— Start of RECORD EXCERPTS —
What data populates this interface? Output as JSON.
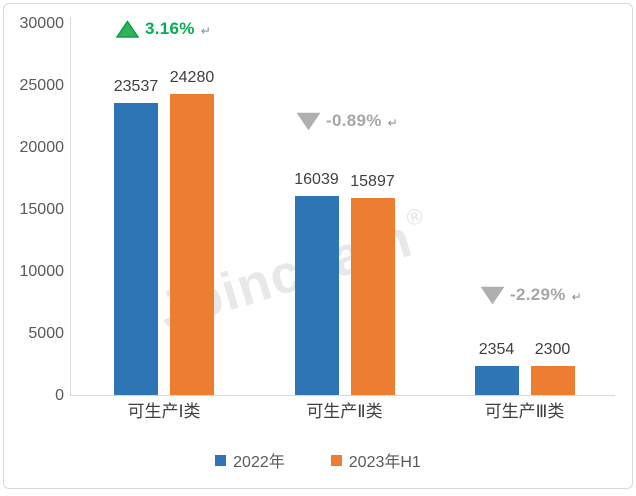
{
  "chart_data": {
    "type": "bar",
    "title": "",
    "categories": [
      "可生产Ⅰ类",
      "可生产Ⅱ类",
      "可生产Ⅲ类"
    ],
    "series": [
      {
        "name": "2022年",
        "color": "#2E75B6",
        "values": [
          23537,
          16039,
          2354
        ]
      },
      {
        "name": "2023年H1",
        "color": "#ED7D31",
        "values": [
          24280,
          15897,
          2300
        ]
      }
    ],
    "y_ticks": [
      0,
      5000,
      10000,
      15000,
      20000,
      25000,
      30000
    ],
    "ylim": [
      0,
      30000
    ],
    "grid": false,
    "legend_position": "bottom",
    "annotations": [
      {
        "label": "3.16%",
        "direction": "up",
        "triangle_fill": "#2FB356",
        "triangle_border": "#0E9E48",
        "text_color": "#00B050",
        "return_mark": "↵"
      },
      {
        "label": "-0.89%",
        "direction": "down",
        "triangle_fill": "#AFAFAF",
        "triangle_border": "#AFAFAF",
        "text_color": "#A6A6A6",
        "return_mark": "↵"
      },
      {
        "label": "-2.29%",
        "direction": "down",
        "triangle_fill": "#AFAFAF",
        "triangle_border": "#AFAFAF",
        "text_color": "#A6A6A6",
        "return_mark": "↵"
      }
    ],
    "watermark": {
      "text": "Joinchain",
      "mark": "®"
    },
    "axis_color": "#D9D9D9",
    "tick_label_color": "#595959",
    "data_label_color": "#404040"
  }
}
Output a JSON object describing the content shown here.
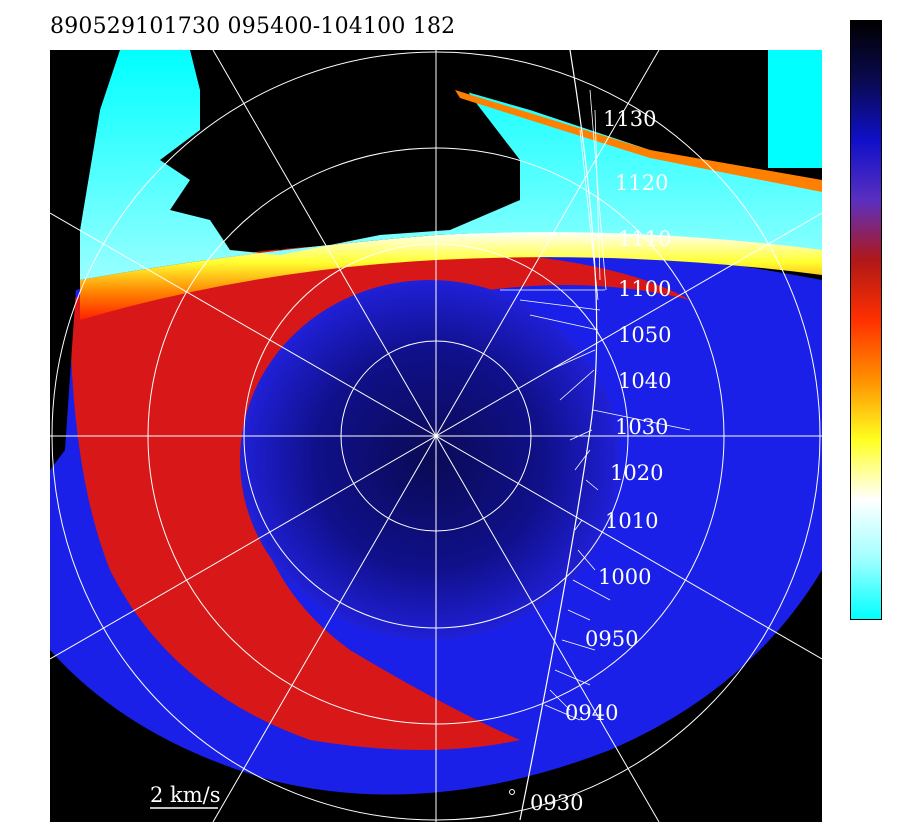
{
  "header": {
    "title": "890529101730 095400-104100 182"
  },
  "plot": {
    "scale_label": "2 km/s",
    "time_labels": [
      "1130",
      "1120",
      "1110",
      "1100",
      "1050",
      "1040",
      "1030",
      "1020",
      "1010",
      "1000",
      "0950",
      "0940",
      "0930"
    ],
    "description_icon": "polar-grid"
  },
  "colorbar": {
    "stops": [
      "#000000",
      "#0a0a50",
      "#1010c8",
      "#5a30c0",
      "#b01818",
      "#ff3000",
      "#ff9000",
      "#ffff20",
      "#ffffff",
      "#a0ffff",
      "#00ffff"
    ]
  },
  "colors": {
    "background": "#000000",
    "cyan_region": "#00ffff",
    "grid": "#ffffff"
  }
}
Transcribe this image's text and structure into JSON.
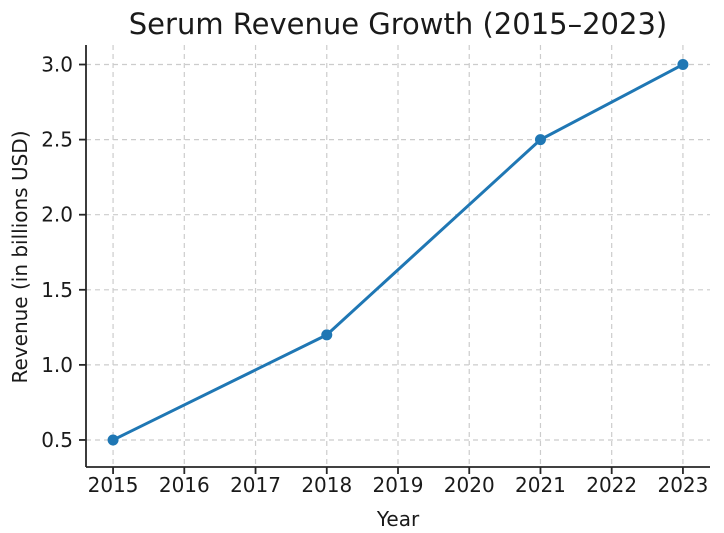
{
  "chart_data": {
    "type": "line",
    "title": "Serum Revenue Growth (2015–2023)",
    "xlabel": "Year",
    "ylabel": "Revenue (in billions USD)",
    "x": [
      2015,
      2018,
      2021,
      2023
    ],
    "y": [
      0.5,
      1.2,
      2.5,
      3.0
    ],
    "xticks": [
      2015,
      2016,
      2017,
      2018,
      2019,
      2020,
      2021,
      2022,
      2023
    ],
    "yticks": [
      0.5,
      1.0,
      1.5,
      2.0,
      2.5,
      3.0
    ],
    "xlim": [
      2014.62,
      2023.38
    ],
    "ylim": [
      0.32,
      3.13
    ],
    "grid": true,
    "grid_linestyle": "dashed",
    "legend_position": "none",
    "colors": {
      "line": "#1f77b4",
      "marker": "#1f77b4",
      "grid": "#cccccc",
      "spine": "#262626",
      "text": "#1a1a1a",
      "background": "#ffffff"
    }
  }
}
— End of RECORD EXCERPTS —
— Start of RECORD EXCERPTS —
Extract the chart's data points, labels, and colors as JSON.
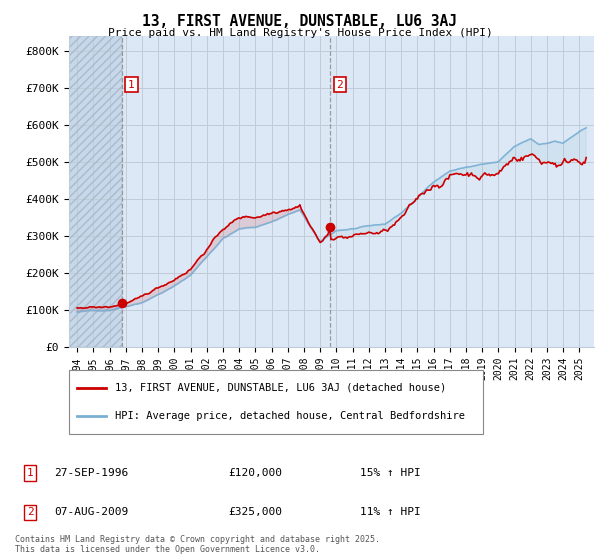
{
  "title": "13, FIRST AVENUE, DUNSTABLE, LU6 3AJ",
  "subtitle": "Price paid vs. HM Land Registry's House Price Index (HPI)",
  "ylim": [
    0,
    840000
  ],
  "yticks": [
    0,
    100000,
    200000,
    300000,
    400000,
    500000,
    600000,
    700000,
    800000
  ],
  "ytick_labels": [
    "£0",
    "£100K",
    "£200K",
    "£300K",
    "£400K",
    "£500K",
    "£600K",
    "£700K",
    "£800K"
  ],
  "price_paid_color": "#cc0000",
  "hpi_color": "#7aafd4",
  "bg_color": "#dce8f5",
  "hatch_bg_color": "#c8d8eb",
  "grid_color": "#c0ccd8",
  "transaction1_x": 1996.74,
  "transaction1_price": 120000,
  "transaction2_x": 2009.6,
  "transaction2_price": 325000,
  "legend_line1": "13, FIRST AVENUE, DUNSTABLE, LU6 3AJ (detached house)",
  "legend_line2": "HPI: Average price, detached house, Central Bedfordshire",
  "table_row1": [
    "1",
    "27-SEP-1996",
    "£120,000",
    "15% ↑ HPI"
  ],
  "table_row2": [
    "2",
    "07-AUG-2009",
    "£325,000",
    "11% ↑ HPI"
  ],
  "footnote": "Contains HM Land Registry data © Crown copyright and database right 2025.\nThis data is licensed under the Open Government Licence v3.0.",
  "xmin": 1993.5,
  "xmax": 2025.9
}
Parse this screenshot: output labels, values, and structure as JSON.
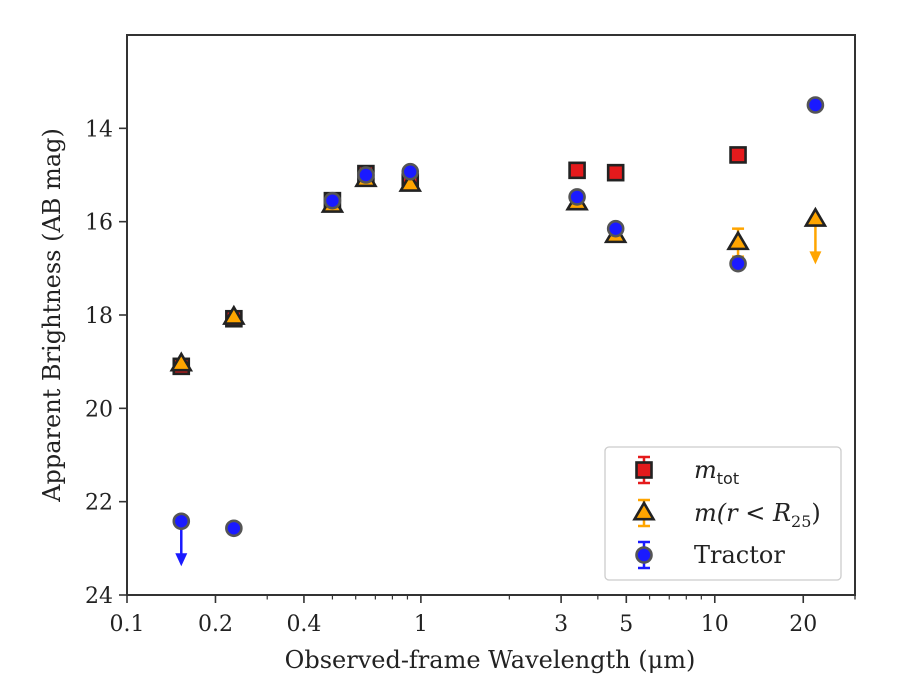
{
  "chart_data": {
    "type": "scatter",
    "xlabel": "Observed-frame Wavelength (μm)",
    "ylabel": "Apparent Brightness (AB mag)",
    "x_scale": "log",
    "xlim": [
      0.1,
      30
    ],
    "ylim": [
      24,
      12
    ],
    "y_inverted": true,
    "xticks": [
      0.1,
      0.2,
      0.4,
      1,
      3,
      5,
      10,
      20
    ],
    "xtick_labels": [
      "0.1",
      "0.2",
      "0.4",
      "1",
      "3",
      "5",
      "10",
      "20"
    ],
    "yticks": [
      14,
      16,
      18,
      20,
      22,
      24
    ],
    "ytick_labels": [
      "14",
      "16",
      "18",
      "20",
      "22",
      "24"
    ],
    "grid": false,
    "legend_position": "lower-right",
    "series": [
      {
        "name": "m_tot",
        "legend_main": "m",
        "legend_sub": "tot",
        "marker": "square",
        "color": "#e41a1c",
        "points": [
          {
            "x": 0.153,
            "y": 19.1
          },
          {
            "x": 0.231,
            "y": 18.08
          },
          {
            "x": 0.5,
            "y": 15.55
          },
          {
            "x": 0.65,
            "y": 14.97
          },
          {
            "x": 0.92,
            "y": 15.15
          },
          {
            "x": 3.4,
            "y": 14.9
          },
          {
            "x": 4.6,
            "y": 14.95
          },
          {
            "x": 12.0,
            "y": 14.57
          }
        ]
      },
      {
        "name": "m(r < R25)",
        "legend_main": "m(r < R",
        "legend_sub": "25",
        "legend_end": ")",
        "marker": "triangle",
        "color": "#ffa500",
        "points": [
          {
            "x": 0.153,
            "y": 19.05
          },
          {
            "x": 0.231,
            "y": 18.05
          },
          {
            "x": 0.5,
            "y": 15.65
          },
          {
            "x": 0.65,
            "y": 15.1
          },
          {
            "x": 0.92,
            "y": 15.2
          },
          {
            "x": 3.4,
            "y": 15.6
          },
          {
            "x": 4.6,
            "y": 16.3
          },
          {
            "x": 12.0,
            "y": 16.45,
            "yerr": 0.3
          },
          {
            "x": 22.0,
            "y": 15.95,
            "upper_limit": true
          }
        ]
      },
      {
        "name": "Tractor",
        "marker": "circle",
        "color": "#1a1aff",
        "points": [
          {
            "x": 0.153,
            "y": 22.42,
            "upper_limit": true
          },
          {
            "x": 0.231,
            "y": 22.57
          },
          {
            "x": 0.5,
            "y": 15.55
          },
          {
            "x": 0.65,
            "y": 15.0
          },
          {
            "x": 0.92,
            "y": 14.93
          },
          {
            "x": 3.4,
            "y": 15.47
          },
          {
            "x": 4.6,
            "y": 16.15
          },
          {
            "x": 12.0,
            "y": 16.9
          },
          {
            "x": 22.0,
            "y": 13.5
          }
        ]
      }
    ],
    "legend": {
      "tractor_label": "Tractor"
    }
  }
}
— End of RECORD EXCERPTS —
SHORT PROBLEM - Where a line contains the string "Revenue", extract that line.

RESULT -
    "title": "Serum Revenue Growth (2015–2023)",
    "ylabel": "Revenue (in billions USD)",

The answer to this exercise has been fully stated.